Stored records
__________________________________________________

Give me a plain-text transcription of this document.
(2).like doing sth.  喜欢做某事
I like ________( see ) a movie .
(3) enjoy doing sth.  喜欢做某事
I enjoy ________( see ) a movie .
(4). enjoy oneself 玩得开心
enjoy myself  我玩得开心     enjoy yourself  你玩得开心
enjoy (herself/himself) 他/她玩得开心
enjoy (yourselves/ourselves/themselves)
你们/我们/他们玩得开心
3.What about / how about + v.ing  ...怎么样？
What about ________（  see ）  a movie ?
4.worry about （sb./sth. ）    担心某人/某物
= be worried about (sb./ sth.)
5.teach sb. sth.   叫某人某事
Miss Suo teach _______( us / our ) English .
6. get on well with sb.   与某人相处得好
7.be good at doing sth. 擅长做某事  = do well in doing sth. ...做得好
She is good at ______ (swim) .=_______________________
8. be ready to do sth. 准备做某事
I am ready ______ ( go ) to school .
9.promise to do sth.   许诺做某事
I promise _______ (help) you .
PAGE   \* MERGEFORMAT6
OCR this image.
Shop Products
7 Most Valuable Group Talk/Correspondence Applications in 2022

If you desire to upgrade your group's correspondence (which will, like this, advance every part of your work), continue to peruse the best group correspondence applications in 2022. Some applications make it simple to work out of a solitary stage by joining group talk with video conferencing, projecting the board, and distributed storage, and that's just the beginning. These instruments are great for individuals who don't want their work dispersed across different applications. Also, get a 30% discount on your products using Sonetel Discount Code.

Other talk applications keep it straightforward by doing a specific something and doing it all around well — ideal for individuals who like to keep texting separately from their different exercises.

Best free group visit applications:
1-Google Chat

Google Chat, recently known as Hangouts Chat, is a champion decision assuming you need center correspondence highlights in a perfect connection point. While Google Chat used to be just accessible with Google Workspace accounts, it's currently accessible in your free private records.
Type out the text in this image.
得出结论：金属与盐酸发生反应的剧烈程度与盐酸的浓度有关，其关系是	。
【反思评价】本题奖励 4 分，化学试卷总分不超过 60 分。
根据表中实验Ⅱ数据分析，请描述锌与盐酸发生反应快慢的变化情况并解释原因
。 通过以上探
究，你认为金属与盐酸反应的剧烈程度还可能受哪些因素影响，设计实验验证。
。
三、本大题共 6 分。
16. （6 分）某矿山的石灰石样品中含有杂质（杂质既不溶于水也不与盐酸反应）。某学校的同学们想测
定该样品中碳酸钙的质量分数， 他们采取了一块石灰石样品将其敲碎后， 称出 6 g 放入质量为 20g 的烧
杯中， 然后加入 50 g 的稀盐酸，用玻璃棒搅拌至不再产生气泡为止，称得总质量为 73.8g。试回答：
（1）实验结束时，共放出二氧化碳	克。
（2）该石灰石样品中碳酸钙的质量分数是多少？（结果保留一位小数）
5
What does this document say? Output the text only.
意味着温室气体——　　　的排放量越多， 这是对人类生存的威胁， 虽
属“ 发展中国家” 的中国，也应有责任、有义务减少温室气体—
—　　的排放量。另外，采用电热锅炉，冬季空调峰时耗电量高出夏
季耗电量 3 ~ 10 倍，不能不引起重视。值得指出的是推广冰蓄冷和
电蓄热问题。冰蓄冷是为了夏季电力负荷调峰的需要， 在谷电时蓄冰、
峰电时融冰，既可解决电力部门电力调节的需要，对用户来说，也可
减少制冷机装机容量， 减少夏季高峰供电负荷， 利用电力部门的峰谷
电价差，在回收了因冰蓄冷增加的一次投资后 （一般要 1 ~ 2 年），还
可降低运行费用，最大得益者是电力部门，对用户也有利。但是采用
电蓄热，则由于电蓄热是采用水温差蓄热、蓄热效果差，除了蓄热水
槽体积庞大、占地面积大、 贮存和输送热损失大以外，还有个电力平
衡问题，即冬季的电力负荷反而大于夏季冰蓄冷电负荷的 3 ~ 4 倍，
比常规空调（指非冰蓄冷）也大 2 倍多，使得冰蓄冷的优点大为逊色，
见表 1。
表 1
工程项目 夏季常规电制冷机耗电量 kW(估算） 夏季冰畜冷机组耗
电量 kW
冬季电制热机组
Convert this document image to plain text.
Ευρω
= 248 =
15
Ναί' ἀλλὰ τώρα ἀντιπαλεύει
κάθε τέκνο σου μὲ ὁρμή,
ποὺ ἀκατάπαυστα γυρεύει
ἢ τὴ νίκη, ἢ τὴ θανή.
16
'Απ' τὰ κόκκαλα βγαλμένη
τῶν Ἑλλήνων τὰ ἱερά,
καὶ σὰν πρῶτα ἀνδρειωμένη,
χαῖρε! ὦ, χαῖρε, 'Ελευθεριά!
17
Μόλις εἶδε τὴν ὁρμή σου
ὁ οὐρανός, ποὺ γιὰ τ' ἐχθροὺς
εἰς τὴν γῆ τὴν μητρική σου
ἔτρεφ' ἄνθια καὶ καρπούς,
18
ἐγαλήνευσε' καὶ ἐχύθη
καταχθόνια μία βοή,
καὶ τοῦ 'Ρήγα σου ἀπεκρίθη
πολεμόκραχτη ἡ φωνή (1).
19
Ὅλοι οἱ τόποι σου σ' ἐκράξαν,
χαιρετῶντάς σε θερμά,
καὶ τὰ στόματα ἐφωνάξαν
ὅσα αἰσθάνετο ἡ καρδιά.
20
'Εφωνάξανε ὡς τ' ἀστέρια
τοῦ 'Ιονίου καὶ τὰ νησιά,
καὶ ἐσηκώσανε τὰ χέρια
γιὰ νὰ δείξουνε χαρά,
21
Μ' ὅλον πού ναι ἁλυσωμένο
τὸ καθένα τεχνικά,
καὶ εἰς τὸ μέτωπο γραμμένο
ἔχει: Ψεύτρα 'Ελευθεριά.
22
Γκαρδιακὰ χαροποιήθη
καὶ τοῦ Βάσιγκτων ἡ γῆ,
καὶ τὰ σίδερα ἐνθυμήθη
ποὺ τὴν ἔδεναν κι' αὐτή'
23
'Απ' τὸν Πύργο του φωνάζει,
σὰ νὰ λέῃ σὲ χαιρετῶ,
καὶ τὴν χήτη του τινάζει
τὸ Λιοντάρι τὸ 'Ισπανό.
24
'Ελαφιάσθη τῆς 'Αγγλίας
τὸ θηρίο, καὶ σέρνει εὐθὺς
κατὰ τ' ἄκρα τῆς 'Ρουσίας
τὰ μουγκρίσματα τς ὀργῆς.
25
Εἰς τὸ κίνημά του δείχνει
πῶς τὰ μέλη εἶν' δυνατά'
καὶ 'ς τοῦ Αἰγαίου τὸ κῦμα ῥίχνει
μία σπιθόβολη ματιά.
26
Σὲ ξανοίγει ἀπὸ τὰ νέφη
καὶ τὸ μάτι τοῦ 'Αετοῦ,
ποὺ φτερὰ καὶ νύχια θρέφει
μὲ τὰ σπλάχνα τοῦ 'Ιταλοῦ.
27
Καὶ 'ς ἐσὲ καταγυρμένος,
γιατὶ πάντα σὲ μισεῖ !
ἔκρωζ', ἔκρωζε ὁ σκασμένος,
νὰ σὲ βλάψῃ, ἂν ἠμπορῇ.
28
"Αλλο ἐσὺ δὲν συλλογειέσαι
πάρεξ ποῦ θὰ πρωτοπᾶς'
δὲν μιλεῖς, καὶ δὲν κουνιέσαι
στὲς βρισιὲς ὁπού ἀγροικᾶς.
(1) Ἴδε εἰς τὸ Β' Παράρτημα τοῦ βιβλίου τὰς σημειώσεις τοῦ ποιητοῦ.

__________________________________________________

• Work to do:
Reproduce the material above without altering a single character.

• Response below:
Give me a plain-text transcription of this document.
(2).like doing sth.  喜欢做某事
I like ________( see ) a movie .
(3) enjoy doing sth.  喜欢做某事
I enjoy ________( see ) a movie .
(4). enjoy oneself 玩得开心
enjoy myself  我玩得开心     enjoy yourself  你玩得开心
enjoy (herself/himself) 他/她玩得开心
enjoy (yourselves/ourselves/themselves)
你们/我们/他们玩得开心
3.What about / how about + v.ing  ...怎么样？
What about ________（  see ）  a movie ?
4.worry about （sb./sth. ）    担心某人/某物
= be worried about (sb./ sth.)
5.teach sb. sth.   叫某人某事
Miss Suo teach _______( us / our ) English .
6. get on well with sb.   与某人相处得好
7.be good at doing sth. 擅长做某事  = do well in doing sth. ...做得好
She is good at ______ (swim) .=_______________________
8. be ready to do sth. 准备做某事
I am ready ______ ( go ) to school .
9.promise to do sth.   许诺做某事
I promise _______ (help) you .
PAGE   \* MERGEFORMAT6
OCR this image.
Shop Products
7 Most Valuable Group Talk/Correspondence Applications in 2022

If you desire to upgrade your group's correspondence (which will, like this, advance every part of your work), continue to peruse the best group correspondence applications in 2022. Some applications make it simple to work out of a solitary stage by joining group talk with video conferencing, projecting the board, and distributed storage, and that's just the beginning. These instruments are great for individuals who don't want their work dispersed across different applications. Also, get a 30% discount on your products using Sonetel Discount Code.

Other talk applications keep it straightforward by doing a specific something and doing it all around well — ideal for individuals who like to keep texting separately from their different exercises.

Best free group visit applications:
1-Google Chat

Google Chat, recently known as Hangouts Chat, is a champion decision assuming you need center correspondence highlights in a perfect connection point. While Google Chat used to be just accessible with Google Workspace accounts, it's currently accessible in your free private records.
Type out the text in this image.
得出结论：金属与盐酸发生反应的剧烈程度与盐酸的浓度有关，其关系是	。
【反思评价】本题奖励 4 分，化学试卷总分不超过 60 分。
根据表中实验Ⅱ数据分析，请描述锌与盐酸发生反应快慢的变化情况并解释原因
。 通过以上探
究，你认为金属与盐酸反应的剧烈程度还可能受哪些因素影响，设计实验验证。
。
三、本大题共 6 分。
16. （6 分）某矿山的石灰石样品中含有杂质（杂质既不溶于水也不与盐酸反应）。某学校的同学们想测
定该样品中碳酸钙的质量分数， 他们采取了一块石灰石样品将其敲碎后， 称出 6 g 放入质量为 20g 的烧
杯中， 然后加入 50 g 的稀盐酸，用玻璃棒搅拌至不再产生气泡为止，称得总质量为 73.8g。试回答：
（1）实验结束时，共放出二氧化碳	克。
（2）该石灰石样品中碳酸钙的质量分数是多少？（结果保留一位小数）
5
What does this document say? Output the text only.
意味着温室气体——　　　的排放量越多， 这是对人类生存的威胁， 虽
属“ 发展中国家” 的中国，也应有责任、有义务减少温室气体—
—　　的排放量。另外，采用电热锅炉，冬季空调峰时耗电量高出夏
季耗电量 3 ~ 10 倍，不能不引起重视。值得指出的是推广冰蓄冷和
电蓄热问题。冰蓄冷是为了夏季电力负荷调峰的需要， 在谷电时蓄冰、
峰电时融冰，既可解决电力部门电力调节的需要，对用户来说，也可
减少制冷机装机容量， 减少夏季高峰供电负荷， 利用电力部门的峰谷
电价差，在回收了因冰蓄冷增加的一次投资后 （一般要 1 ~ 2 年），还
可降低运行费用，最大得益者是电力部门，对用户也有利。但是采用
电蓄热，则由于电蓄热是采用水温差蓄热、蓄热效果差，除了蓄热水
槽体积庞大、占地面积大、 贮存和输送热损失大以外，还有个电力平
衡问题，即冬季的电力负荷反而大于夏季冰蓄冷电负荷的 3 ~ 4 倍，
比常规空调（指非冰蓄冷）也大 2 倍多，使得冰蓄冷的优点大为逊色，
见表 1。
表 1
工程项目 夏季常规电制冷机耗电量 kW(估算） 夏季冰畜冷机组耗
电量 kW
冬季电制热机组
Convert this document image to plain text.
Ευρω
= 248 =
15
Ναί' ἀλλὰ τώρα ἀντιπαλεύει
κάθε τέκνο σου μὲ ὁρμή,
ποὺ ἀκατάπαυστα γυρεύει
ἢ τὴ νίκη, ἢ τὴ θανή.
16
'Απ' τὰ κόκκαλα βγαλμένη
τῶν Ἑλλήνων τὰ ἱερά,
καὶ σὰν πρῶτα ἀνδρειωμένη,
χαῖρε! ὦ, χαῖρε, 'Ελευθεριά!
17
Μόλις εἶδε τὴν ὁρμή σου
ὁ οὐρανός, ποὺ γιὰ τ' ἐχθροὺς
εἰς τὴν γῆ τὴν μητρική σου
ἔτρεφ' ἄνθια καὶ καρπούς,
18
ἐγαλήνευσε' καὶ ἐχύθη
καταχθόνια μία βοή,
καὶ τοῦ 'Ρήγα σου ἀπεκρίθη
πολεμόκραχτη ἡ φωνή (1).
19
Ὅλοι οἱ τόποι σου σ' ἐκράξαν,
χαιρετῶντάς σε θερμά,
καὶ τὰ στόματα ἐφωνάξαν
ὅσα αἰσθάνετο ἡ καρδιά.
20
'Εφωνάξανε ὡς τ' ἀστέρια
τοῦ 'Ιονίου καὶ τὰ νησιά,
καὶ ἐσηκώσανε τὰ χέρια
γιὰ νὰ δείξουνε χαρά,
21
Μ' ὅλον πού ναι ἁλυσωμένο
τὸ καθένα τεχνικά,
καὶ εἰς τὸ μέτωπο γραμμένο
ἔχει: Ψεύτρα 'Ελευθεριά.
22
Γκαρδιακὰ χαροποιήθη
καὶ τοῦ Βάσιγκτων ἡ γῆ,
καὶ τὰ σίδερα ἐνθυμήθη
ποὺ τὴν ἔδεναν κι' αὐτή'
23
'Απ' τὸν Πύργο του φωνάζει,
σὰ νὰ λέῃ σὲ χαιρετῶ,
καὶ τὴν χήτη του τινάζει
τὸ Λιοντάρι τὸ 'Ισπανό.
24
'Ελαφιάσθη τῆς 'Αγγλίας
τὸ θηρίο, καὶ σέρνει εὐθὺς
κατὰ τ' ἄκρα τῆς 'Ρουσίας
τὰ μουγκρίσματα τς ὀργῆς.
25
Εἰς τὸ κίνημά του δείχνει
πῶς τὰ μέλη εἶν' δυνατά'
καὶ 'ς τοῦ Αἰγαίου τὸ κῦμα ῥίχνει
μία σπιθόβολη ματιά.
26
Σὲ ξανοίγει ἀπὸ τὰ νέφη
καὶ τὸ μάτι τοῦ 'Αετοῦ,
ποὺ φτερὰ καὶ νύχια θρέφει
μὲ τὰ σπλάχνα τοῦ 'Ιταλοῦ.
27
Καὶ 'ς ἐσὲ καταγυρμένος,
γιατὶ πάντα σὲ μισεῖ !
ἔκρωζ', ἔκρωζε ὁ σκασμένος,
νὰ σὲ βλάψῃ, ἂν ἠμπορῇ.
28
"Αλλο ἐσὺ δὲν συλλογειέσαι
πάρεξ ποῦ θὰ πρωτοπᾶς'
δὲν μιλεῖς, καὶ δὲν κουνιέσαι
στὲς βρισιὲς ὁπού ἀγροικᾶς.
(1) Ἴδε εἰς τὸ Β' Παράρτημα τοῦ βιβλίου τὰς σημειώσεις τοῦ ποιητοῦ.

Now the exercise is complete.